--- Task prompt ---
Repeat the records below exactly.

--- Dataset records ---
--- Start ---
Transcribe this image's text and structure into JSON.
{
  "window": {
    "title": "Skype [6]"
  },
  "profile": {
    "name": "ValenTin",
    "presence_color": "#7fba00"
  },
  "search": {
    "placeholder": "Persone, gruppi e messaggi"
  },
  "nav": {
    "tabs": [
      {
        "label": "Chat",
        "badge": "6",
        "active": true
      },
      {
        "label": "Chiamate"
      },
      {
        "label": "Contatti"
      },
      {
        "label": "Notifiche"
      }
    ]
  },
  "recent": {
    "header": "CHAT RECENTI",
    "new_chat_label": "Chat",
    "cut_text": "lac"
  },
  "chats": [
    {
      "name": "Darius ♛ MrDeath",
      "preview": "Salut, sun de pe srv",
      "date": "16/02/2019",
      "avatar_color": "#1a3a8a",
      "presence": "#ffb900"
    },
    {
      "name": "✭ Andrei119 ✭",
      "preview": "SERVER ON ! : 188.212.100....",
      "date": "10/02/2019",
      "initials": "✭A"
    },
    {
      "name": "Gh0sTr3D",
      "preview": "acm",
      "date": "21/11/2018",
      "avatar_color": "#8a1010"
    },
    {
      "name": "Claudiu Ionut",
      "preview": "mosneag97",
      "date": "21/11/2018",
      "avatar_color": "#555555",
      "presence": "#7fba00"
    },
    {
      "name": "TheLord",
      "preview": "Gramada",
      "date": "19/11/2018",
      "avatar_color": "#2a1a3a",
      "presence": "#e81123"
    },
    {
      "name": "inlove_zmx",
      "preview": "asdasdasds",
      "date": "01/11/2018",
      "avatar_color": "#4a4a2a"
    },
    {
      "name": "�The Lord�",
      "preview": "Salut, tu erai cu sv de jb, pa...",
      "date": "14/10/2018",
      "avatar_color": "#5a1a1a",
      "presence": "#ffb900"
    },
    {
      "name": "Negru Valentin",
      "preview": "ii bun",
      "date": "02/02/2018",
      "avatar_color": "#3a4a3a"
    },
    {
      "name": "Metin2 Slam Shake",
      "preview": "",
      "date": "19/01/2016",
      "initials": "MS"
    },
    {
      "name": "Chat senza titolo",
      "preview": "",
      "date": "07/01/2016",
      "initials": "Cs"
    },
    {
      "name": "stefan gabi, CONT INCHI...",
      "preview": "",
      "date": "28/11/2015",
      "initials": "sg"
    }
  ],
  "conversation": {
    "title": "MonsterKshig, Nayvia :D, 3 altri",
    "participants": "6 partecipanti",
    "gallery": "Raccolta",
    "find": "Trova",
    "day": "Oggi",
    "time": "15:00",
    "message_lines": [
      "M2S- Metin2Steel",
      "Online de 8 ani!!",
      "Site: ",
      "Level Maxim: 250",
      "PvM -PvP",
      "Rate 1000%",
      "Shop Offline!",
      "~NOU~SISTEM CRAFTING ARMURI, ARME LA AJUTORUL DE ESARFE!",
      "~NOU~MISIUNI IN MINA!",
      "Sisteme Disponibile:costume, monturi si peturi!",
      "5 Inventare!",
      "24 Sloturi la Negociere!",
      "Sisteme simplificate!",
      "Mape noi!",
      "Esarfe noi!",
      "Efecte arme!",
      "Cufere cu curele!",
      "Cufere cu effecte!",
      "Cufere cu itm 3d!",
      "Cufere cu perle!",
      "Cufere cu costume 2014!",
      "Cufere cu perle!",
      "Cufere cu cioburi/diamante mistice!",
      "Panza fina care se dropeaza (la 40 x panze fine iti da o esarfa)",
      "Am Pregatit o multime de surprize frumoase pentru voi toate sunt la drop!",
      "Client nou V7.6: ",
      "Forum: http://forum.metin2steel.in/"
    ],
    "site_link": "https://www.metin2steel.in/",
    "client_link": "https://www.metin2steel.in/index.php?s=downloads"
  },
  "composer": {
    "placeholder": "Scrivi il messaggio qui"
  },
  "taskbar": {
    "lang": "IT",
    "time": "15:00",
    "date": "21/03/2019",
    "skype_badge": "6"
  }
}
--- End ---
--- Solution to this task ---
Transcribe this image's text and structure into JSON.
{
  "window": {
    "title": "Skype [6]"
  },
  "profile": {
    "name": "ValenTin",
    "presence_color": "#7fba00"
  },
  "search": {
    "placeholder": "Persone, gruppi e messaggi"
  },
  "nav": {
    "tabs": [
      {
        "label": "Chat",
        "badge": "6",
        "active": true
      },
      {
        "label": "Chiamate"
      },
      {
        "label": "Contatti"
      },
      {
        "label": "Notifiche"
      }
    ]
  },
  "recent": {
    "header": "CHAT RECENTI",
    "new_chat_label": "Chat",
    "cut_text": "lac"
  },
  "chats": [
    {
      "name": "Darius ♛ MrDeath",
      "preview": "Salut, sun de pe srv",
      "date": "16/02/2019",
      "avatar_color": "#1a3a8a",
      "presence": "#ffb900"
    },
    {
      "name": "✭ Andrei119 ✭",
      "preview": "SERVER ON ! : 188.212.100....",
      "date": "10/02/2019",
      "initials": "✭A"
    },
    {
      "name": "Gh0sTr3D",
      "preview": "acm",
      "date": "21/11/2018",
      "avatar_color": "#8a1010"
    },
    {
      "name": "Claudiu Ionut",
      "preview": "mosneag97",
      "date": "21/11/2018",
      "avatar_color": "#555555",
      "presence": "#7fba00"
    },
    {
      "name": "TheLord",
      "preview": "Gramada",
      "date": "19/11/2018",
      "avatar_color": "#2a1a3a",
      "presence": "#e81123"
    },
    {
      "name": "inlove_zmx",
      "preview": "asdasdasds",
      "date": "01/11/2018",
      "avatar_color": "#4a4a2a"
    },
    {
      "name": "�The Lord�",
      "preview": "Salut, tu erai cu sv de jb, pa...",
      "date": "14/10/2018",
      "avatar_color": "#5a1a1a",
      "presence": "#ffb900"
    },
    {
      "name": "Negru Valentin",
      "preview": "ii bun",
      "date": "02/02/2018",
      "avatar_color": "#3a4a3a"
    },
    {
      "name": "Metin2 Slam Shake",
      "preview": "",
      "date": "19/01/2016",
      "initials": "MS"
    },
    {
      "name": "Chat senza titolo",
      "preview": "",
      "date": "07/01/2016",
      "initials": "Cs"
    },
    {
      "name": "stefan gabi, CONT INCHI...",
      "preview": "",
      "date": "28/11/2015",
      "initials": "sg"
    }
  ],
  "conversation": {
    "title": "MonsterKshig, Nayvia :D, 3 altri",
    "participants": "6 partecipanti",
    "gallery": "Raccolta",
    "find": "Trova",
    "day": "Oggi",
    "time": "15:00",
    "message_lines": [
      "M2S- Metin2Steel",
      "Online de 8 ani!!",
      "Site: ",
      "Level Maxim: 250",
      "PvM -PvP",
      "Rate 1000%",
      "Shop Offline!",
      "~NOU~SISTEM CRAFTING ARMURI, ARME LA AJUTORUL DE ESARFE!",
      "~NOU~MISIUNI IN MINA!",
      "Sisteme Disponibile:costume, monturi si peturi!",
      "5 Inventare!",
      "24 Sloturi la Negociere!",
      "Sisteme simplificate!",
      "Mape noi!",
      "Esarfe noi!",
      "Efecte arme!",
      "Cufere cu curele!",
      "Cufere cu effecte!",
      "Cufere cu itm 3d!",
      "Cufere cu perle!",
      "Cufere cu costume 2014!",
      "Cufere cu perle!",
      "Cufere cu cioburi/diamante mistice!",
      "Panza fina care se dropeaza (la 40 x panze fine iti da o esarfa)",
      "Am Pregatit o multime de surprize frumoase pentru voi toate sunt la drop!",
      "Client nou V7.6: ",
      "Forum: http://forum.metin2steel.in/"
    ],
    "site_link": "https://www.metin2steel.in/",
    "client_link": "https://www.metin2steel.in/index.php?s=downloads"
  },
  "composer": {
    "placeholder": "Scrivi il messaggio qui"
  },
  "taskbar": {
    "lang": "IT",
    "time": "15:00",
    "date": "21/03/2019",
    "skype_badge": "6"
  }
}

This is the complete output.